• _What to work on_:
Copy out each line in the material below that has the word "screenshot".

========

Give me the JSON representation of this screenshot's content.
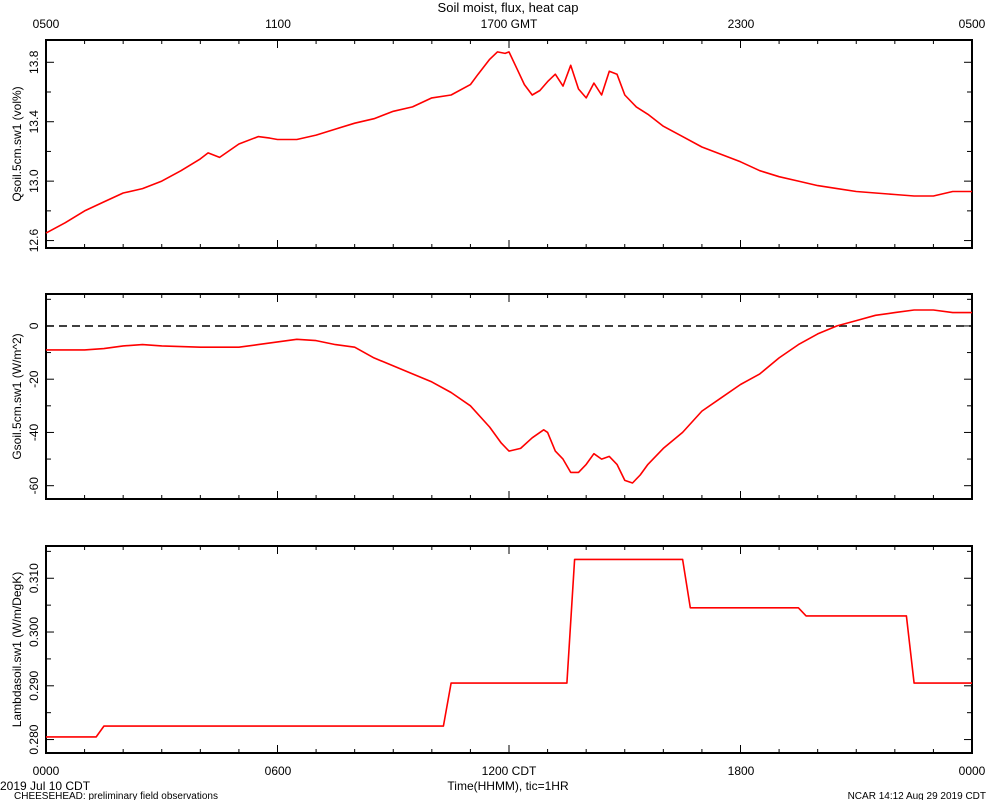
{
  "title": "Soil moist, flux, heat cap",
  "top_axis_ticks": [
    "0500",
    "1100",
    "1700 GMT",
    "2300",
    "0500"
  ],
  "bottom_axis_ticks": [
    "0000",
    "0600",
    "1200 CDT",
    "1800",
    "0000"
  ],
  "xlabel": "Time(HHMM), tic=1HR",
  "date_label": "2019 Jul 10 CDT",
  "footer_left": "CHEESEHEAD: preliminary field observations",
  "footer_right": "NCAR 14:12 Aug 29 2019 CDT",
  "colors": {
    "series": "#ff0000",
    "axis": "#000000",
    "zero_line": "#000000"
  },
  "chart_data": [
    {
      "type": "line",
      "ylabel": "Qsoil.5cm.sw1 (vol%)",
      "xlim": [
        0,
        24
      ],
      "ylim": [
        12.55,
        13.95
      ],
      "yticks": [
        12.6,
        13.0,
        13.4,
        13.8
      ],
      "ytick_labels": [
        "12.6",
        "13.0",
        "13.4",
        "13.8"
      ],
      "x": [
        0,
        0.5,
        1,
        1.5,
        2,
        2.5,
        3,
        3.5,
        4,
        4.2,
        4.5,
        5,
        5.5,
        5.8,
        6,
        6.3,
        6.5,
        7,
        7.5,
        8,
        8.5,
        9,
        9.5,
        10,
        10.5,
        11,
        11.2,
        11.5,
        11.7,
        11.9,
        12,
        12.2,
        12.4,
        12.6,
        12.8,
        13,
        13.2,
        13.4,
        13.6,
        13.8,
        14,
        14.2,
        14.4,
        14.6,
        14.8,
        15,
        15.3,
        15.6,
        16,
        16.5,
        17,
        17.5,
        18,
        18.5,
        19,
        19.5,
        20,
        20.5,
        21,
        21.5,
        22,
        22.5,
        23,
        23.5,
        24
      ],
      "y": [
        12.65,
        12.72,
        12.8,
        12.86,
        12.92,
        12.95,
        13.0,
        13.07,
        13.15,
        13.19,
        13.16,
        13.25,
        13.3,
        13.29,
        13.28,
        13.28,
        13.28,
        13.31,
        13.35,
        13.39,
        13.42,
        13.47,
        13.5,
        13.56,
        13.58,
        13.65,
        13.72,
        13.82,
        13.87,
        13.86,
        13.87,
        13.76,
        13.65,
        13.58,
        13.61,
        13.67,
        13.72,
        13.64,
        13.78,
        13.62,
        13.56,
        13.66,
        13.58,
        13.74,
        13.72,
        13.58,
        13.5,
        13.45,
        13.37,
        13.3,
        13.23,
        13.18,
        13.13,
        13.07,
        13.03,
        13.0,
        12.97,
        12.95,
        12.93,
        12.92,
        12.91,
        12.9,
        12.9,
        12.93,
        12.93
      ],
      "color": "#ff0000"
    },
    {
      "type": "line",
      "ylabel": "Gsoil.5cm.sw1 (W/m^2)",
      "xlim": [
        0,
        24
      ],
      "ylim": [
        -65,
        12
      ],
      "yticks": [
        -60,
        -40,
        -20,
        0
      ],
      "ytick_labels": [
        "-60",
        "-40",
        "-20",
        "0"
      ],
      "reference_line": 0,
      "x": [
        0,
        0.5,
        1,
        1.5,
        2,
        2.5,
        3,
        4,
        5,
        5.5,
        6,
        6.5,
        7,
        7.5,
        8,
        8.5,
        9,
        9.5,
        10,
        10.5,
        11,
        11.5,
        11.8,
        12,
        12.3,
        12.6,
        12.9,
        13,
        13.2,
        13.4,
        13.6,
        13.8,
        14,
        14.2,
        14.4,
        14.6,
        14.8,
        15,
        15.2,
        15.4,
        15.6,
        16,
        16.5,
        17,
        17.5,
        18,
        18.5,
        19,
        19.5,
        20,
        20.5,
        21,
        21.5,
        22,
        22.5,
        23,
        23.5,
        24
      ],
      "y": [
        -9,
        -9,
        -9,
        -8.5,
        -7.5,
        -7,
        -7.5,
        -8,
        -8,
        -7,
        -6,
        -5,
        -5.5,
        -7,
        -8,
        -12,
        -15,
        -18,
        -21,
        -25,
        -30,
        -38,
        -44,
        -47,
        -46,
        -42,
        -39,
        -40,
        -47,
        -50,
        -55,
        -55,
        -52,
        -48,
        -50,
        -49,
        -52,
        -58,
        -59,
        -56,
        -52,
        -46,
        -40,
        -32,
        -27,
        -22,
        -18,
        -12,
        -7,
        -3,
        0,
        2,
        4,
        5,
        6,
        6,
        5,
        5
      ],
      "color": "#ff0000"
    },
    {
      "type": "line",
      "ylabel": "Lambdasoil.sw1 (W/m/DegK)",
      "xlim": [
        0,
        24
      ],
      "ylim": [
        0.2775,
        0.316
      ],
      "yticks": [
        0.28,
        0.29,
        0.3,
        0.31
      ],
      "ytick_labels": [
        "0.280",
        "0.290",
        "0.300",
        "0.310"
      ],
      "step": true,
      "x": [
        0,
        1.3,
        1.5,
        10.3,
        10.5,
        13.5,
        13.7,
        16.5,
        16.7,
        19.5,
        19.7,
        22.3,
        22.5,
        24
      ],
      "y": [
        0.2805,
        0.2805,
        0.2825,
        0.2825,
        0.2905,
        0.2905,
        0.3135,
        0.3135,
        0.3045,
        0.3045,
        0.303,
        0.303,
        0.2905,
        0.2905
      ],
      "color": "#ff0000"
    }
  ]
}
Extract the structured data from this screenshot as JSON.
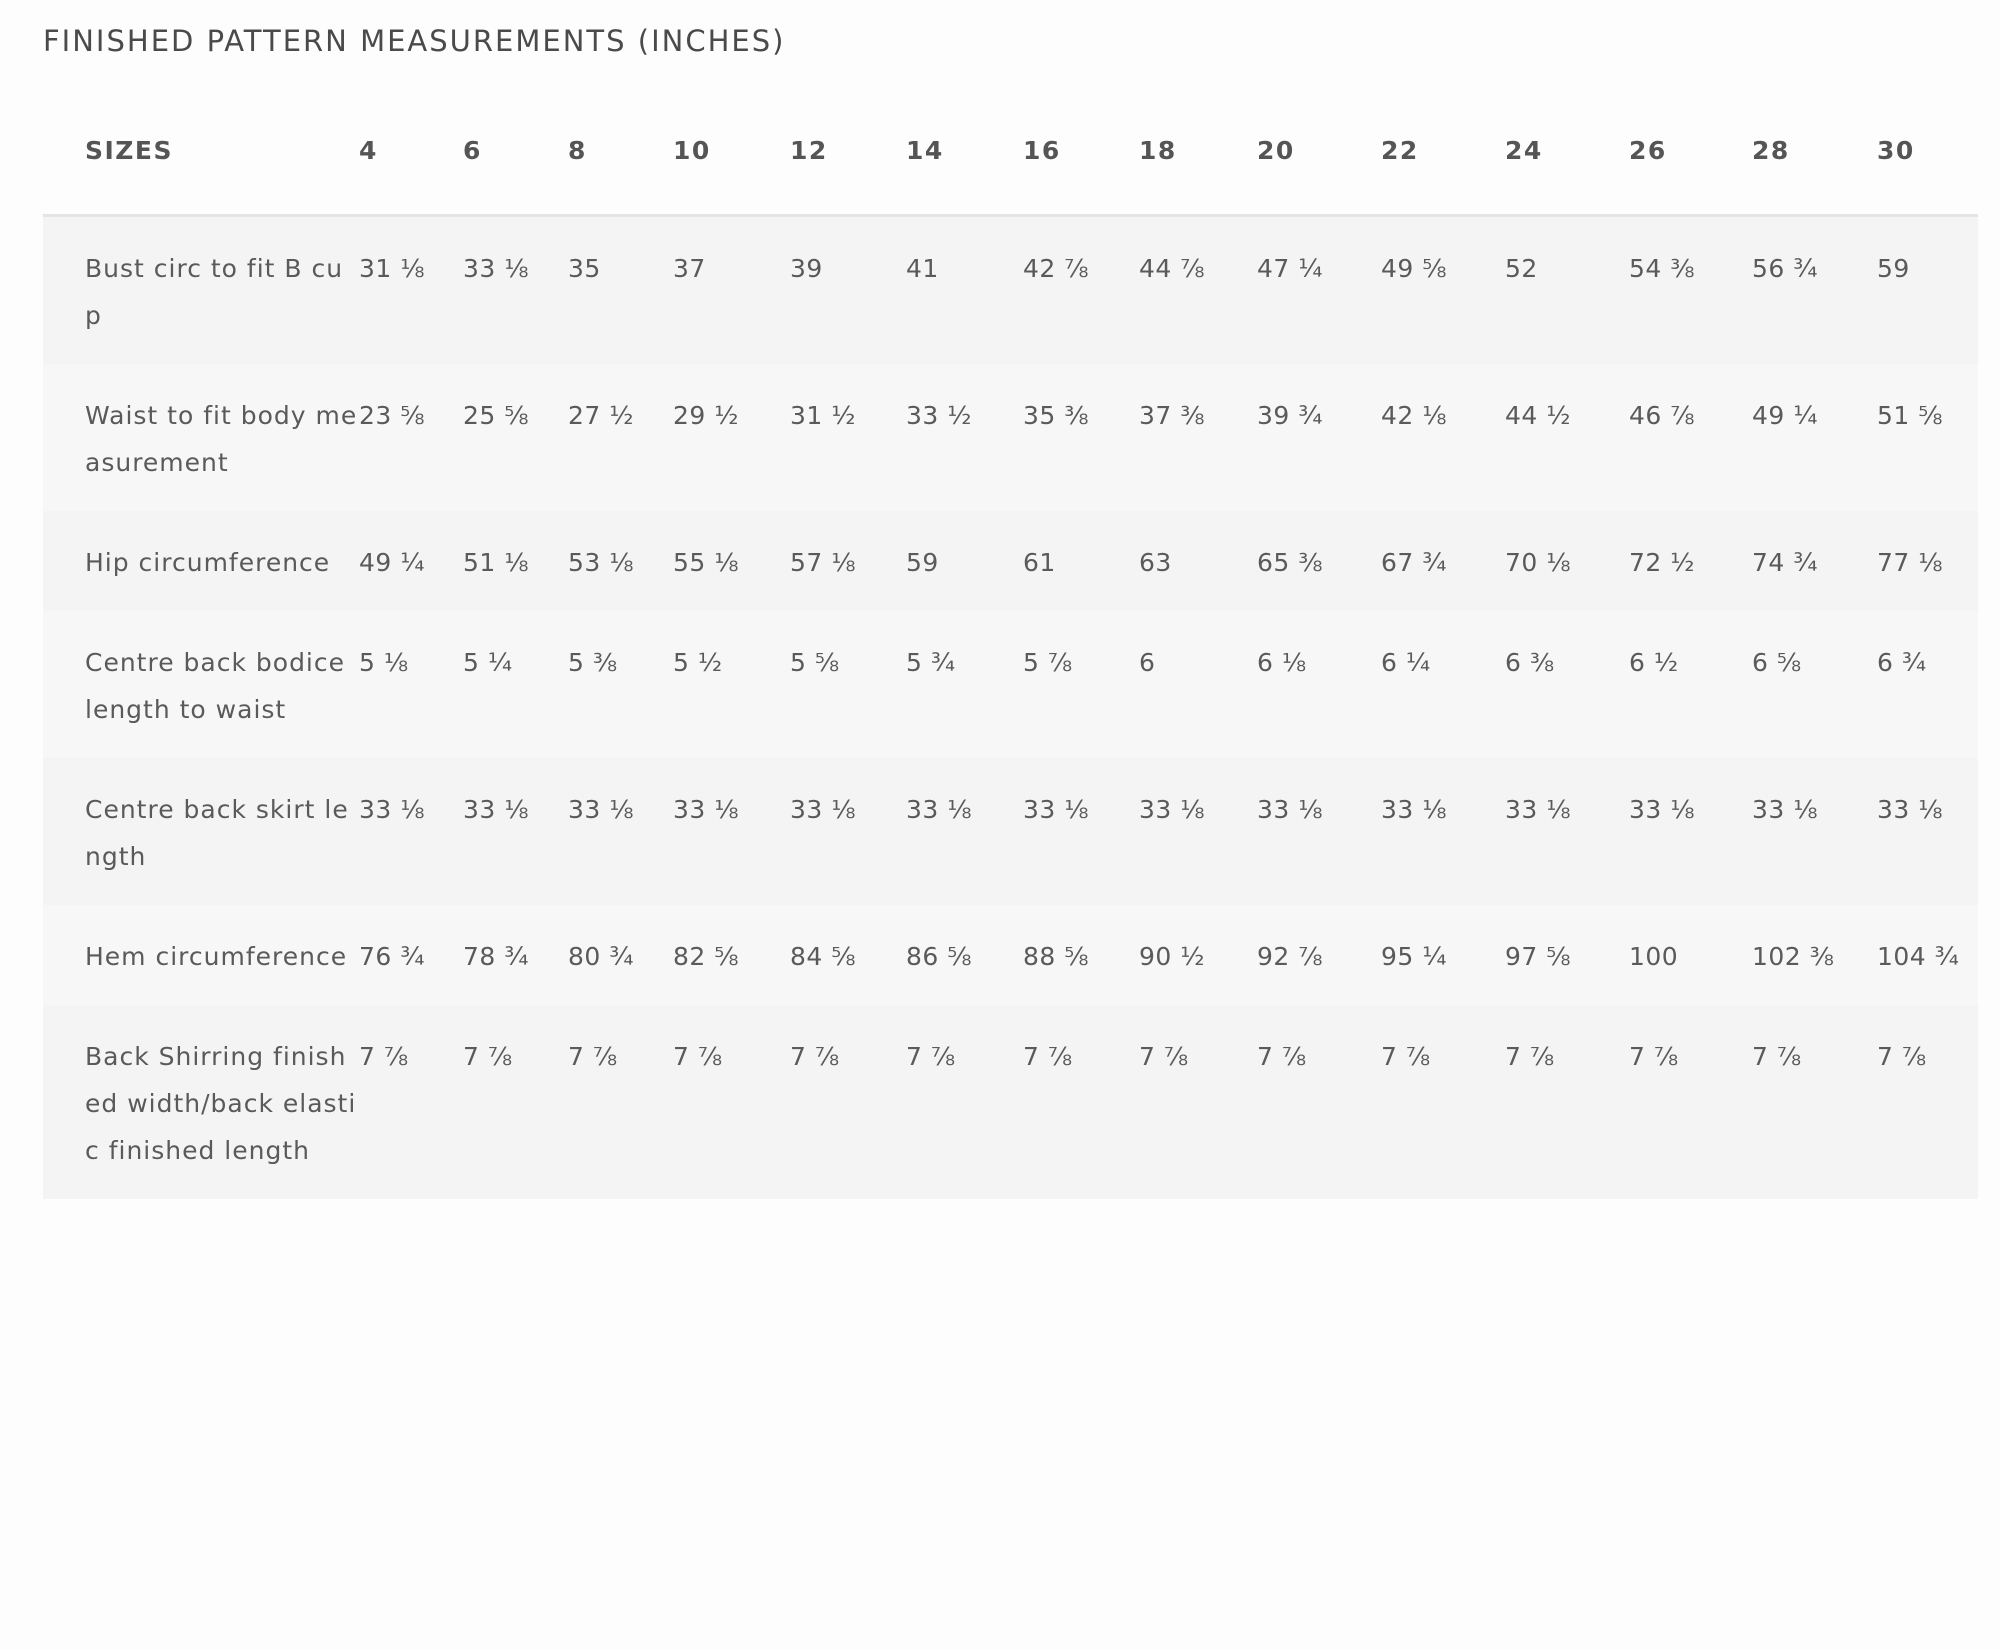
{
  "title": "FINISHED PATTERN MEASUREMENTS (INCHES)",
  "table": {
    "headers": [
      "SIZES",
      "4",
      "6",
      "8",
      "10",
      "12",
      "14",
      "16",
      "18",
      "20",
      "22",
      "24",
      "26",
      "28",
      "30"
    ],
    "rows": [
      {
        "label": "Bust circ to fit B cup",
        "values": [
          "31 ⅛",
          "33 ⅛",
          "35",
          "37",
          "39",
          "41",
          "42 ⅞",
          "44 ⅞",
          "47 ¼",
          "49 ⅝",
          "52",
          "54 ⅜",
          "56 ¾",
          "59"
        ]
      },
      {
        "label": "Waist to fit body measurement",
        "values": [
          "23 ⅝",
          "25 ⅝",
          "27 ½",
          "29 ½",
          "31 ½",
          "33 ½",
          "35 ⅜",
          "37 ⅜",
          "39 ¾",
          "42 ⅛",
          "44 ½",
          "46 ⅞",
          "49 ¼",
          "51 ⅝"
        ]
      },
      {
        "label": "Hip circumference",
        "values": [
          "49 ¼",
          "51 ⅛",
          "53 ⅛",
          "55 ⅛",
          "57 ⅛",
          "59",
          "61",
          "63",
          "65 ⅜",
          "67 ¾",
          "70 ⅛",
          "72 ½",
          "74 ¾",
          "77 ⅛"
        ]
      },
      {
        "label": "Centre back bodice length to waist",
        "values": [
          "5 ⅛",
          "5 ¼",
          "5 ⅜",
          "5 ½",
          "5 ⅝",
          "5 ¾",
          "5 ⅞",
          "6",
          "6 ⅛",
          "6 ¼",
          "6 ⅜",
          "6 ½",
          "6 ⅝",
          "6 ¾"
        ]
      },
      {
        "label": "Centre back skirt length",
        "values": [
          "33 ⅛",
          "33 ⅛",
          "33 ⅛",
          "33 ⅛",
          "33 ⅛",
          "33 ⅛",
          "33 ⅛",
          "33 ⅛",
          "33 ⅛",
          "33 ⅛",
          "33 ⅛",
          "33 ⅛",
          "33 ⅛",
          "33 ⅛"
        ]
      },
      {
        "label": "Hem circumference",
        "values": [
          "76 ¾",
          "78 ¾",
          "80 ¾",
          "82 ⅝",
          "84 ⅝",
          "86 ⅝",
          "88 ⅝",
          "90 ½",
          "92 ⅞",
          "95 ¼",
          "97 ⅝",
          "100",
          "102 ⅜",
          "104 ¾"
        ]
      },
      {
        "label": "Back Shirring finished width/back elastic finished length",
        "values": [
          "7 ⅞",
          "7 ⅞",
          "7 ⅞",
          "7 ⅞",
          "7 ⅞",
          "7 ⅞",
          "7 ⅞",
          "7 ⅞",
          "7 ⅞",
          "7 ⅞",
          "7 ⅞",
          "7 ⅞",
          "7 ⅞",
          "7 ⅞"
        ]
      }
    ]
  }
}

========

• _Answer to the exercise_:
Give me the JSON representation of this screenshot's content.
Extract the structured data from this screenshot as JSON.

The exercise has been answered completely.